_Dataset excerpt:_
* Start *
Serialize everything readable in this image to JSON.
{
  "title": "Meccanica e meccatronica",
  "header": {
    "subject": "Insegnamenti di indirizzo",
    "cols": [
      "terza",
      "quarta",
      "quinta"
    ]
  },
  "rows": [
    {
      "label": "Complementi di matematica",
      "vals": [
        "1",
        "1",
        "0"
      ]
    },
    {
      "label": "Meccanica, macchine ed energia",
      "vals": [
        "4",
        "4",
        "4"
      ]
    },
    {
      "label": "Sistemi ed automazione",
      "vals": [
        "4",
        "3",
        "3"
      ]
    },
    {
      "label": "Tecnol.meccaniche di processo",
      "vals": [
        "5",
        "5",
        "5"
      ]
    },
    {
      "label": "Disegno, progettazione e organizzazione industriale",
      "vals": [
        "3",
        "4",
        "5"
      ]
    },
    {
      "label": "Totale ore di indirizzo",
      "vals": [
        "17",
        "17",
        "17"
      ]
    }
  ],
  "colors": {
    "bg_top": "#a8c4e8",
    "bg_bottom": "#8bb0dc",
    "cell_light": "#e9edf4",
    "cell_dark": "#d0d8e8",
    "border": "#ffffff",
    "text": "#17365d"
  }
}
* End *
* Start *
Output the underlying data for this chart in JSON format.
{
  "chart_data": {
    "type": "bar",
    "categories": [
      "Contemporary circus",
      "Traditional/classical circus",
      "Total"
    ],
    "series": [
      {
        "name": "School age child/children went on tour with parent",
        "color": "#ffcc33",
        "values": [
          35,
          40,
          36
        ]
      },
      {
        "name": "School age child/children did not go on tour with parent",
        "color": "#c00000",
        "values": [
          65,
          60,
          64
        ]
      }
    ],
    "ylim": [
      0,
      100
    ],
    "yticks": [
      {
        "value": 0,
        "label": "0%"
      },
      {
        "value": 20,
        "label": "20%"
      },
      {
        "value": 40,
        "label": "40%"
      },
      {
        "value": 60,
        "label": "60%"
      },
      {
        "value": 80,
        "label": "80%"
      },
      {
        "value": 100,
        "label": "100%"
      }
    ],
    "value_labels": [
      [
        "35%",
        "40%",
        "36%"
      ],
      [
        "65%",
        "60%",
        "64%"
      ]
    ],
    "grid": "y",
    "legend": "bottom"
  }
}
* End *
List the lines of the material in which the word "JSON" occurs.

Serialize everything readable in this image to JSON.
Output the underlying data for this chart in JSON format.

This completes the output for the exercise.